JOB
Wherever "FROM" appears in a line, list that line.

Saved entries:
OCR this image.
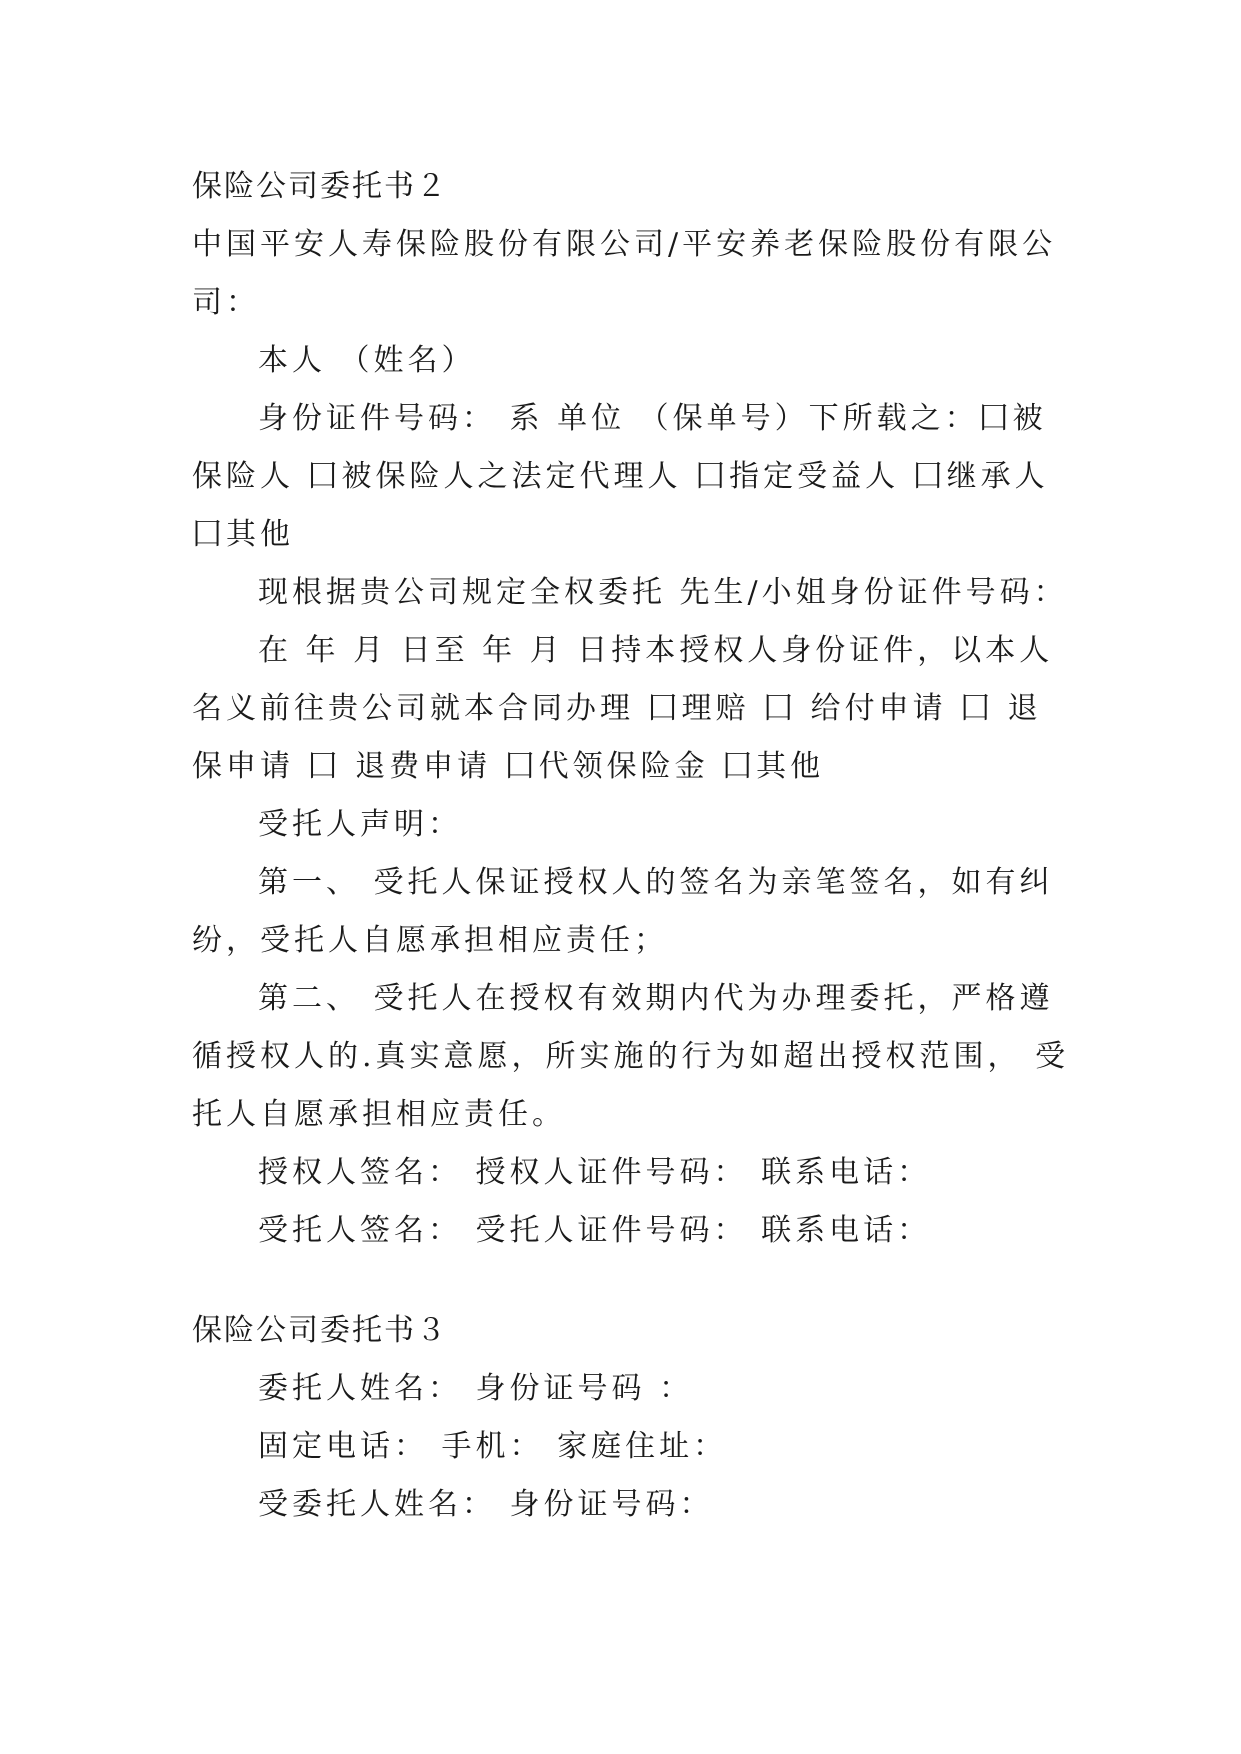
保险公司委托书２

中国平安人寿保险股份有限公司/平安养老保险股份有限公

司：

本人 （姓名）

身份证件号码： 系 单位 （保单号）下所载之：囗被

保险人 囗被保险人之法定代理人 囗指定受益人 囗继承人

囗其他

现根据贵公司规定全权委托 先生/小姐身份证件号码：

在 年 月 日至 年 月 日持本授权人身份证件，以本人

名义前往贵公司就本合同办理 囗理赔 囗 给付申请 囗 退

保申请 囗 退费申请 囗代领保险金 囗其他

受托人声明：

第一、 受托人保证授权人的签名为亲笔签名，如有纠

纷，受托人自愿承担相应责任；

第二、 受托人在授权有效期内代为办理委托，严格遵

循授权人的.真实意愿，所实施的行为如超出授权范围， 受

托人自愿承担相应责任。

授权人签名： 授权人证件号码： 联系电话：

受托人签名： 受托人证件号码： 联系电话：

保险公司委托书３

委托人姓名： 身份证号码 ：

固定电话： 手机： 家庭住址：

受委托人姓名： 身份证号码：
==
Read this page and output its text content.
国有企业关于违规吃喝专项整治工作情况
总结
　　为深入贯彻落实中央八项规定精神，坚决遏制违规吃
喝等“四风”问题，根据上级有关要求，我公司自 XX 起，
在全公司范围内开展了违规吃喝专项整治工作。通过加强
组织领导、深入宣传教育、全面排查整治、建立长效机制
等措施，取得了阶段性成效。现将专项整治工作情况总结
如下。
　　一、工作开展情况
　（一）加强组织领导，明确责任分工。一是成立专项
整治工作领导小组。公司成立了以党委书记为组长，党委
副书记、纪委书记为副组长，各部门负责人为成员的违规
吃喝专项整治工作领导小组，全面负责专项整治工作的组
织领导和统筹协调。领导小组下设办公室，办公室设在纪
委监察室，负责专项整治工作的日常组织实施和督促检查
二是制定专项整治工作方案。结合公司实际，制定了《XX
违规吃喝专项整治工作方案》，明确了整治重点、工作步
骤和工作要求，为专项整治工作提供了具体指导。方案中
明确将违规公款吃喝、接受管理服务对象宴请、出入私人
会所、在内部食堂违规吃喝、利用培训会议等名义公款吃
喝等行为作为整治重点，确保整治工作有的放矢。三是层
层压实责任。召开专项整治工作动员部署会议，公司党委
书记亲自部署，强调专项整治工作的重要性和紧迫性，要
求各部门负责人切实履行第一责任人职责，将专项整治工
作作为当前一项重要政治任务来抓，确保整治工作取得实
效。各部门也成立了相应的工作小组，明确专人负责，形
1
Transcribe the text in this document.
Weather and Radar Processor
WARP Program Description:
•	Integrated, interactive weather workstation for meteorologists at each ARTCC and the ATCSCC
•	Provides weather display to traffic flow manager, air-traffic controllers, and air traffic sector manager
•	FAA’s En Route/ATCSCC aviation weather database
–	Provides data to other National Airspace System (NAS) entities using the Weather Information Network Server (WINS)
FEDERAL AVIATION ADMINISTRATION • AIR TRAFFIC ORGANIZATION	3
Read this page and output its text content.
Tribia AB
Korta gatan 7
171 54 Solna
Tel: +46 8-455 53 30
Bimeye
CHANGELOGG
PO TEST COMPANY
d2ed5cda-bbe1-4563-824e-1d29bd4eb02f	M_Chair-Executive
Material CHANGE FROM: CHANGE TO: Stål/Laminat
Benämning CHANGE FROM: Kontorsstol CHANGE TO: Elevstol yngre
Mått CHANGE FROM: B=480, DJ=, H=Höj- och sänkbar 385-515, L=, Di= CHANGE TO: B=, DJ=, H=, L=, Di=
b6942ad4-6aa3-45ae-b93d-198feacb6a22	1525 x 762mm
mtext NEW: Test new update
---
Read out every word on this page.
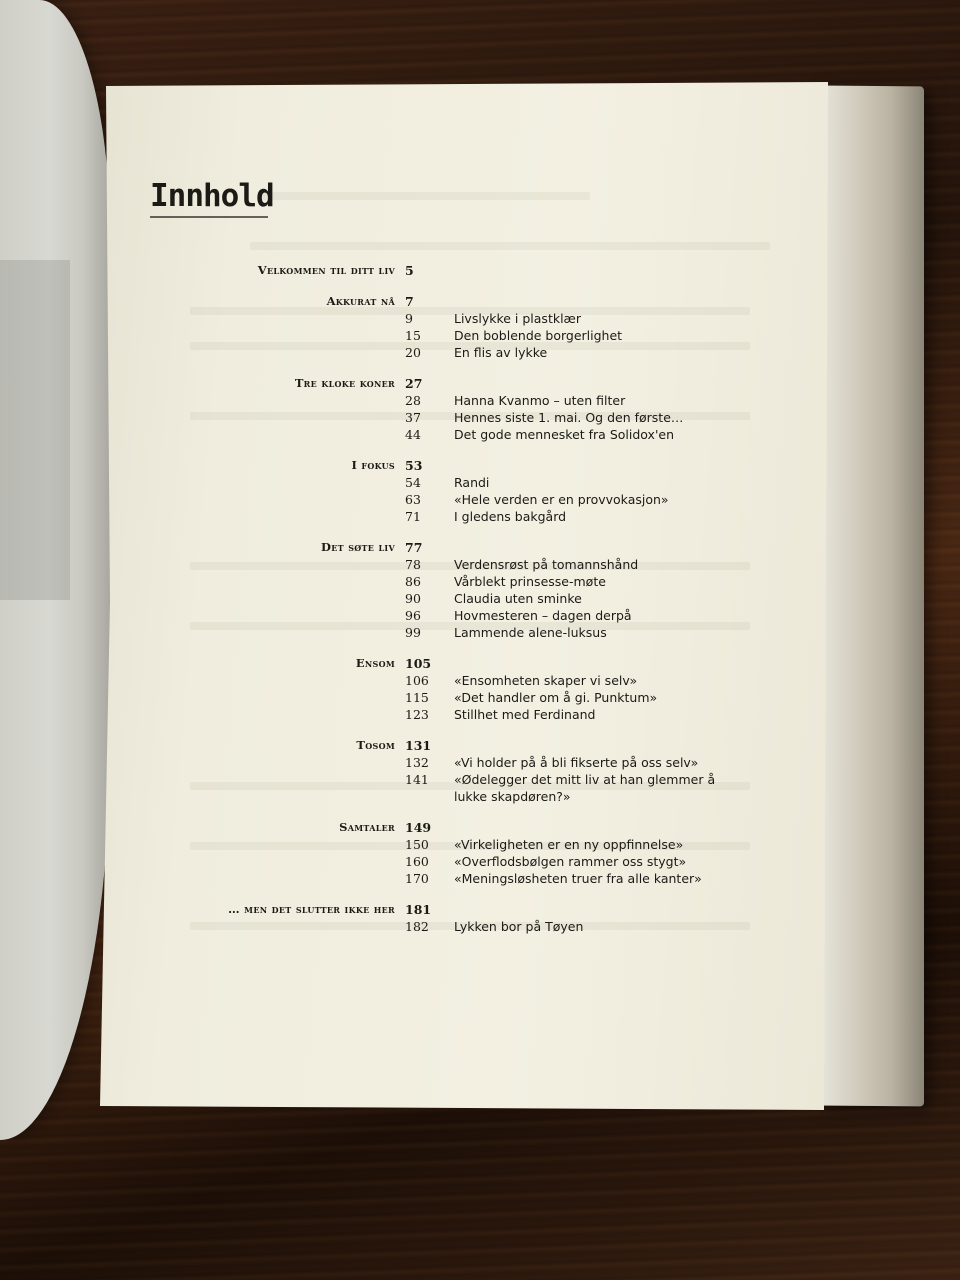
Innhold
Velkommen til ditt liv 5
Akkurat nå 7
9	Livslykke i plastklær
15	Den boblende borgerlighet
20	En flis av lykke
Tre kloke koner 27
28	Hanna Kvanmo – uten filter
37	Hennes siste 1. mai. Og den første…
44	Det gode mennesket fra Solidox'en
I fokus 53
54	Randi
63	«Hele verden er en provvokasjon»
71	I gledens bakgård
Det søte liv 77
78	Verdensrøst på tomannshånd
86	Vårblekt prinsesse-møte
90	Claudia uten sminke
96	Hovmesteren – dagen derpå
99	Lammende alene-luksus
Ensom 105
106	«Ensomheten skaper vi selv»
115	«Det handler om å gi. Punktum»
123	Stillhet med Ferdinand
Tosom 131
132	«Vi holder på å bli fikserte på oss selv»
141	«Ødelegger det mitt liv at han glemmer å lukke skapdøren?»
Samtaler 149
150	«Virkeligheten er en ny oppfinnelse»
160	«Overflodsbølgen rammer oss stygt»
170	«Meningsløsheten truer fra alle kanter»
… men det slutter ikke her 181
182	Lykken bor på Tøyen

SOLUTION BELOW
Material CHANGE FROM: CHANGE TO: Stål/Laminat
Benämning CHANGE FROM: Kontorsstol CHANGE TO: Elevstol yngre
Mått CHANGE FROM: B=480, DJ=, H=Höj- och sänkbar 385-515, L=, Di= CHANGE TO: B=, DJ=, H=, L=, Di=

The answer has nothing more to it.